- [Set exercise]: Repeat the material below exactly, with no pictures.

- [Supplied entries]:

··········

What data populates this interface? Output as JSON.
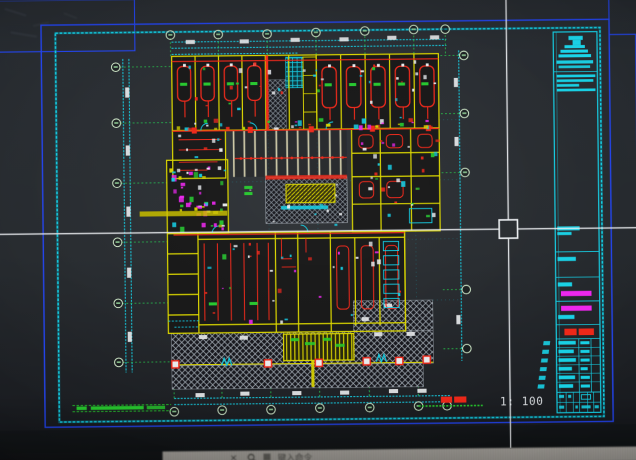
{
  "app": {
    "name": "cad-viewport",
    "command_bar": {
      "close_label": "✕",
      "search_icon": "magnifier-icon",
      "prompt_text": "键入命令"
    }
  },
  "drawing": {
    "sheet_type": "architectural-floor-plan",
    "scale_label": "1: 100",
    "colors": {
      "frame_blue": "#2543de",
      "sheet_cyan": "#1fc8dc",
      "wall_yellow": "#d9d400",
      "pipe_red": "#e1291b",
      "fixture_magenta": "#e229e2",
      "note_green": "#2ec434",
      "dim_white": "#e8eaec"
    }
  }
}
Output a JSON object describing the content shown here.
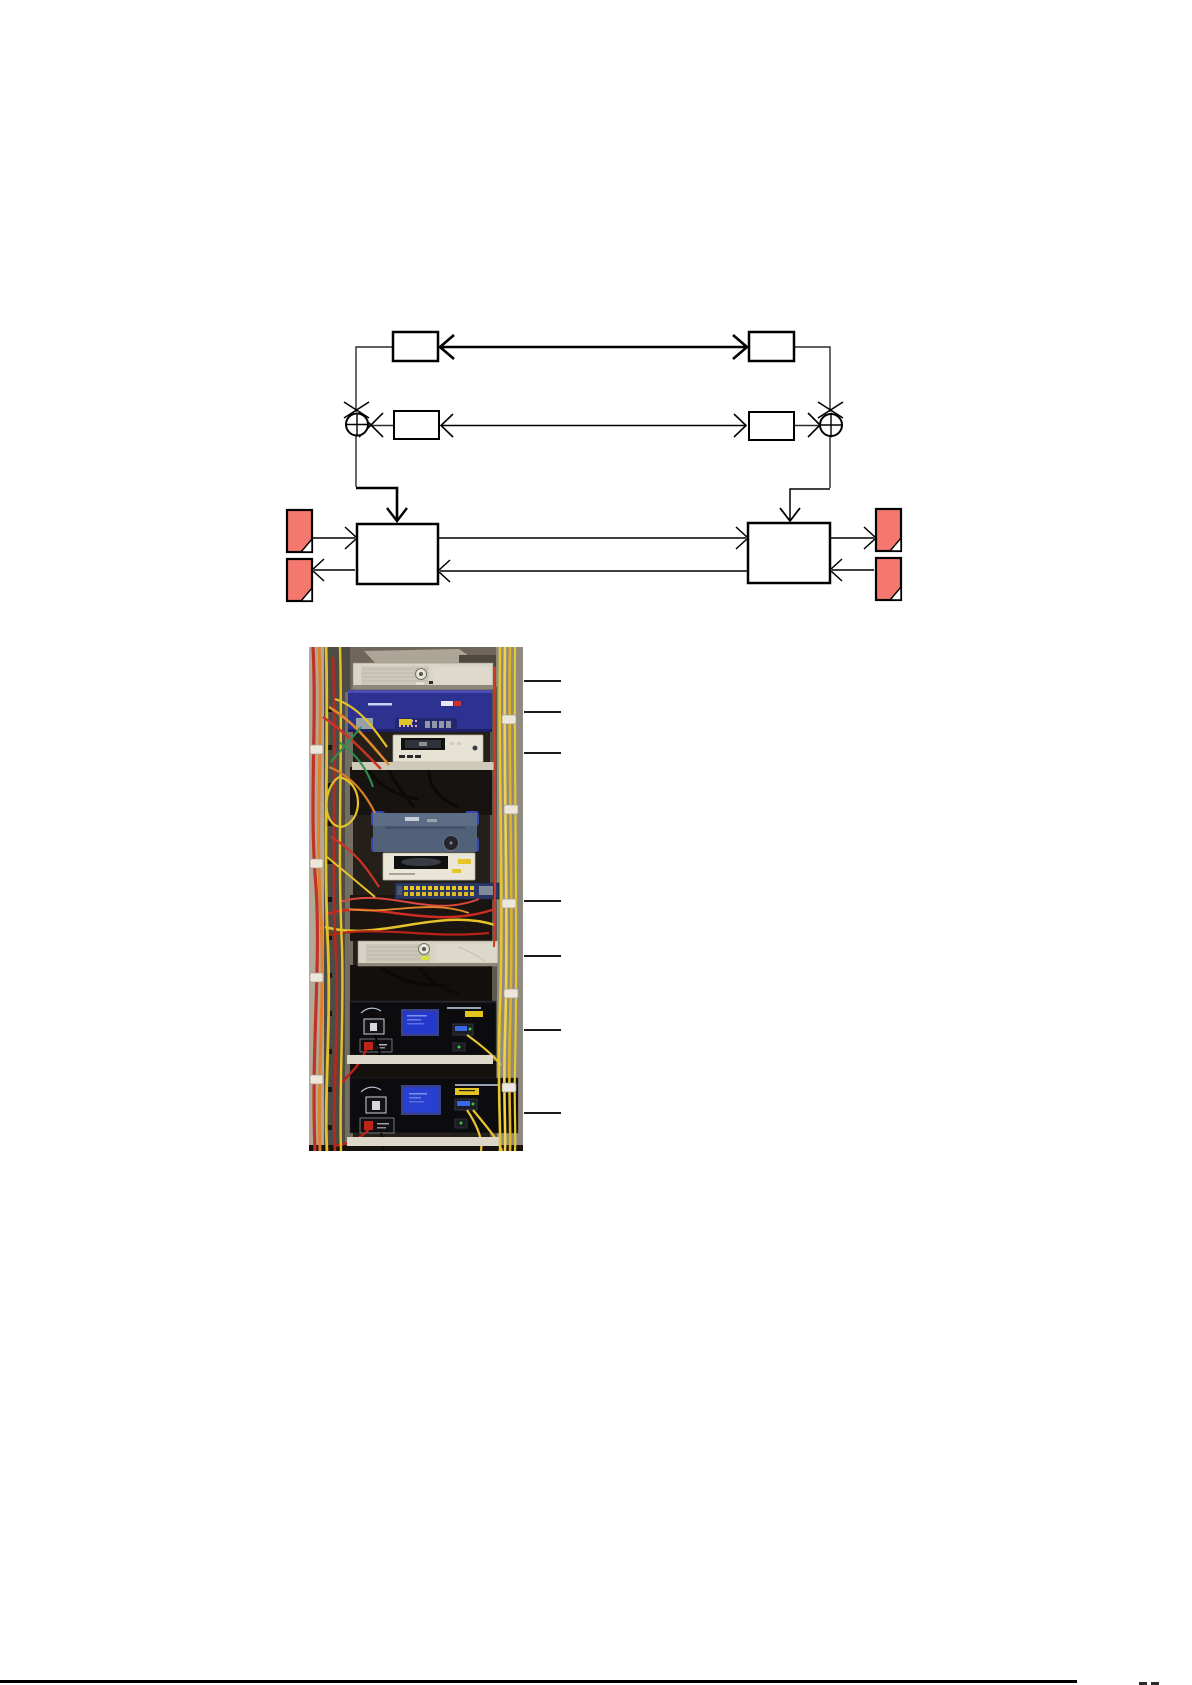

··········

- [Task result]:
What data populates this interface? Output as JSON.
{
  "app": {
    "name": "cad-viewport",
    "command_bar": {
      "close_label": "✕",
      "search_icon": "magnifier-icon",
      "prompt_text": "键入命令"
    }
  },
  "drawing": {
    "sheet_type": "architectural-floor-plan",
    "scale_label": "1: 100",
    "colors": {
      "frame_blue": "#2543de",
      "sheet_cyan": "#1fc8dc",
      "wall_yellow": "#d9d400",
      "pipe_red": "#e1291b",
      "fixture_magenta": "#e229e2",
      "note_green": "#2ec434",
      "dim_white": "#e8eaec"
    }
  }
}
Output a JSON object describing the content shown here.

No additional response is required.